§ **BRIEF**:
Can you output every one of the records below verbatim, with each line unchanged and in the same order?

───

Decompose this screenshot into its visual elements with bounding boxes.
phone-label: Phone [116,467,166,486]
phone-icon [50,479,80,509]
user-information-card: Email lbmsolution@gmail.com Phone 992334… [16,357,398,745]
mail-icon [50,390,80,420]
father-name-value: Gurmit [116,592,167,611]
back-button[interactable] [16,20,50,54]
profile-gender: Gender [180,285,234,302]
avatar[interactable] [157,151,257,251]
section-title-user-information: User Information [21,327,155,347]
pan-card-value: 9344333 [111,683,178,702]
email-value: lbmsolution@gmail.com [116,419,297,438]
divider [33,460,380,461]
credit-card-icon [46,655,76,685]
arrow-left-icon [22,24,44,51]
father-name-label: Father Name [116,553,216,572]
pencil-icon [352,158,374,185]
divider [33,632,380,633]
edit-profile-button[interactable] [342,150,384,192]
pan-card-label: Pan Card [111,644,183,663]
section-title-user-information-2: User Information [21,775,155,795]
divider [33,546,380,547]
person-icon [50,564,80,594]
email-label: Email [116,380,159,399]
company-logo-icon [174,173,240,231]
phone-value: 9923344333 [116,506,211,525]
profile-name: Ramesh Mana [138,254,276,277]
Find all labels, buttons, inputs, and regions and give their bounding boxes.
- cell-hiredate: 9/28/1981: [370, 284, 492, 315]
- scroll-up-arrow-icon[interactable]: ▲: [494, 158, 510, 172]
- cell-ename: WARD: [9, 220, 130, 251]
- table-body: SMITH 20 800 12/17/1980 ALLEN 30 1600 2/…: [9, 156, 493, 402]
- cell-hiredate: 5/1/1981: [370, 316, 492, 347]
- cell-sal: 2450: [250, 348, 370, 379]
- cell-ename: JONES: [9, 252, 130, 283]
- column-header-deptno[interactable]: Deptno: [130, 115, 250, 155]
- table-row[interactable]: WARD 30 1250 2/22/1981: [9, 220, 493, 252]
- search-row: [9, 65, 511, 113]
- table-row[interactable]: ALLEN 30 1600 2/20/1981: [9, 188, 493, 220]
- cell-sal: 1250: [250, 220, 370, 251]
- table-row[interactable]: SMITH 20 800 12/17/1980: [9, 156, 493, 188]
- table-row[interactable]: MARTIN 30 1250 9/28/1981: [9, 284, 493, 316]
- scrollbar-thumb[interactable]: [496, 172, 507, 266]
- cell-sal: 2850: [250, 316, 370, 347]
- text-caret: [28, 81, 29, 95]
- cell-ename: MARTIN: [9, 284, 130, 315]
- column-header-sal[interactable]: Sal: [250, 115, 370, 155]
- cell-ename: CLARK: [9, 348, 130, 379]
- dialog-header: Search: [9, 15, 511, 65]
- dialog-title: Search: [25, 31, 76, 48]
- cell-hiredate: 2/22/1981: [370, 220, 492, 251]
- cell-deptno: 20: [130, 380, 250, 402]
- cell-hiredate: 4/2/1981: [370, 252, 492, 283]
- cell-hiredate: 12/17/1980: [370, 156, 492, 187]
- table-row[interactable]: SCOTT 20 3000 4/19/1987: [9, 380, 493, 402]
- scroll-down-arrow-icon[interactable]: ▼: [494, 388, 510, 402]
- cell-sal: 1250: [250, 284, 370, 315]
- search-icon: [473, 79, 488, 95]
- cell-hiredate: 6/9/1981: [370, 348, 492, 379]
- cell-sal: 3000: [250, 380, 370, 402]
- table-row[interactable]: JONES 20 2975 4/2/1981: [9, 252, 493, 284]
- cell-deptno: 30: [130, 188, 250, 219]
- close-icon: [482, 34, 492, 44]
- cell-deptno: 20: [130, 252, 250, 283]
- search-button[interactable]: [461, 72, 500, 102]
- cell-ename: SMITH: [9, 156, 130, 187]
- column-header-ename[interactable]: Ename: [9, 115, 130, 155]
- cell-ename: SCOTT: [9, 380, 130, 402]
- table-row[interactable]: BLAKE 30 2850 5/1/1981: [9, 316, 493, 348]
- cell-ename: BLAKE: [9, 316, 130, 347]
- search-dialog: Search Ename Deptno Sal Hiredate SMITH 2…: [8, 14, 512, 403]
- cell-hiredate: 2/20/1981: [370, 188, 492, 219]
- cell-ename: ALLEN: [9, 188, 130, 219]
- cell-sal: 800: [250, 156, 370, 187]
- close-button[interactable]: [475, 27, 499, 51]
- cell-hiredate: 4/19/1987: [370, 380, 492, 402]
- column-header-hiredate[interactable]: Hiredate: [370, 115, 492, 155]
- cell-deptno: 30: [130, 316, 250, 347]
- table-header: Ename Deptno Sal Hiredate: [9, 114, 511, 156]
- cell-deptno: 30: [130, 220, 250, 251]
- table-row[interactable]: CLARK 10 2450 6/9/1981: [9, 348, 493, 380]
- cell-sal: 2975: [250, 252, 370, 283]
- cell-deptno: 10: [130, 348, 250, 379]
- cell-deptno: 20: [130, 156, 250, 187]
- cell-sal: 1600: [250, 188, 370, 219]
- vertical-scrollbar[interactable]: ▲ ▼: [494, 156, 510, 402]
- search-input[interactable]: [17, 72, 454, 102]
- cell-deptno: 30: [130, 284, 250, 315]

───

§ **RESULT**:
Decompose this screenshot into its visual elements with bounding boxes.
phone-label: Phone [116,467,166,486]
phone-icon [50,479,80,509]
user-information-card: Email lbmsolution@gmail.com Phone 992334… [16,357,398,745]
mail-icon [50,390,80,420]
father-name-value: Gurmit [116,592,167,611]
back-button[interactable] [16,20,50,54]
profile-gender: Gender [180,285,234,302]
avatar[interactable] [157,151,257,251]
section-title-user-information: User Information [21,327,155,347]
pan-card-value: 9344333 [111,683,178,702]
email-value: lbmsolution@gmail.com [116,419,297,438]
divider [33,460,380,461]
credit-card-icon [46,655,76,685]
arrow-left-icon [22,24,44,51]
father-name-label: Father Name [116,553,216,572]
pencil-icon [352,158,374,185]
divider [33,632,380,633]
edit-profile-button[interactable] [342,150,384,192]
pan-card-label: Pan Card [111,644,183,663]
section-title-user-information-2: User Information [21,775,155,795]
divider [33,546,380,547]
person-icon [50,564,80,594]
email-label: Email [116,380,159,399]
company-logo-icon [174,173,240,231]
phone-value: 9923344333 [116,506,211,525]
profile-name: Ramesh Mana [138,254,276,277]
Find all labels, buttons, inputs, and regions and give their bounding boxes.
- cell-hiredate: 9/28/1981: [370, 284, 492, 315]
- scroll-up-arrow-icon[interactable]: ▲: [494, 158, 510, 172]
- cell-ename: WARD: [9, 220, 130, 251]
- table-body: SMITH 20 800 12/17/1980 ALLEN 30 1600 2/…: [9, 156, 493, 402]
- cell-hiredate: 5/1/1981: [370, 316, 492, 347]
- cell-sal: 2450: [250, 348, 370, 379]
- cell-ename: JONES: [9, 252, 130, 283]
- column-header-deptno[interactable]: Deptno: [130, 115, 250, 155]
- table-row[interactable]: WARD 30 1250 2/22/1981: [9, 220, 493, 252]
- search-row: [9, 65, 511, 113]
- table-row[interactable]: ALLEN 30 1600 2/20/1981: [9, 188, 493, 220]
- cell-sal: 1250: [250, 220, 370, 251]
- table-row[interactable]: SMITH 20 800 12/17/1980: [9, 156, 493, 188]
- table-row[interactable]: MARTIN 30 1250 9/28/1981: [9, 284, 493, 316]
- scrollbar-thumb[interactable]: [496, 172, 507, 266]
- cell-sal: 2850: [250, 316, 370, 347]
- text-caret: [28, 81, 29, 95]
- cell-ename: MARTIN: [9, 284, 130, 315]
- column-header-sal[interactable]: Sal: [250, 115, 370, 155]
- cell-ename: CLARK: [9, 348, 130, 379]
- dialog-header: Search: [9, 15, 511, 65]
- dialog-title: Search: [25, 31, 76, 48]
- cell-hiredate: 2/22/1981: [370, 220, 492, 251]
- cell-deptno: 20: [130, 380, 250, 402]
- cell-hiredate: 4/2/1981: [370, 252, 492, 283]
- cell-hiredate: 12/17/1980: [370, 156, 492, 187]
- table-row[interactable]: SCOTT 20 3000 4/19/1987: [9, 380, 493, 402]
- scroll-down-arrow-icon[interactable]: ▼: [494, 388, 510, 402]
- cell-sal: 1250: [250, 284, 370, 315]
- search-icon: [473, 79, 488, 95]
- cell-hiredate: 6/9/1981: [370, 348, 492, 379]
- cell-sal: 3000: [250, 380, 370, 402]
- table-row[interactable]: JONES 20 2975 4/2/1981: [9, 252, 493, 284]
- cell-deptno: 30: [130, 188, 250, 219]
- close-icon: [482, 34, 492, 44]
- cell-deptno: 20: [130, 252, 250, 283]
- search-button[interactable]: [461, 72, 500, 102]
- cell-ename: SMITH: [9, 156, 130, 187]
- column-header-ename[interactable]: Ename: [9, 115, 130, 155]
- cell-ename: SCOTT: [9, 380, 130, 402]
- table-row[interactable]: BLAKE 30 2850 5/1/1981: [9, 316, 493, 348]
- cell-ename: BLAKE: [9, 316, 130, 347]
- search-dialog: Search Ename Deptno Sal Hiredate SMITH 2…: [8, 14, 512, 403]
- cell-hiredate: 2/20/1981: [370, 188, 492, 219]
- cell-ename: ALLEN: [9, 188, 130, 219]
- cell-sal: 800: [250, 156, 370, 187]
- close-button[interactable]: [475, 27, 499, 51]
- cell-hiredate: 4/19/1987: [370, 380, 492, 402]
- column-header-hiredate[interactable]: Hiredate: [370, 115, 492, 155]
- cell-deptno: 30: [130, 316, 250, 347]
- table-header: Ename Deptno Sal Hiredate: [9, 114, 511, 156]
- cell-deptno: 30: [130, 220, 250, 251]
- table-row[interactable]: CLARK 10 2450 6/9/1981: [9, 348, 493, 380]
- cell-sal: 2975: [250, 252, 370, 283]
- cell-deptno: 10: [130, 348, 250, 379]
- cell-deptno: 20: [130, 156, 250, 187]
- cell-sal: 1600: [250, 188, 370, 219]
- vertical-scrollbar[interactable]: ▲ ▼: [494, 156, 510, 402]
- search-input[interactable]: [17, 72, 454, 102]
- cell-deptno: 30: [130, 284, 250, 315]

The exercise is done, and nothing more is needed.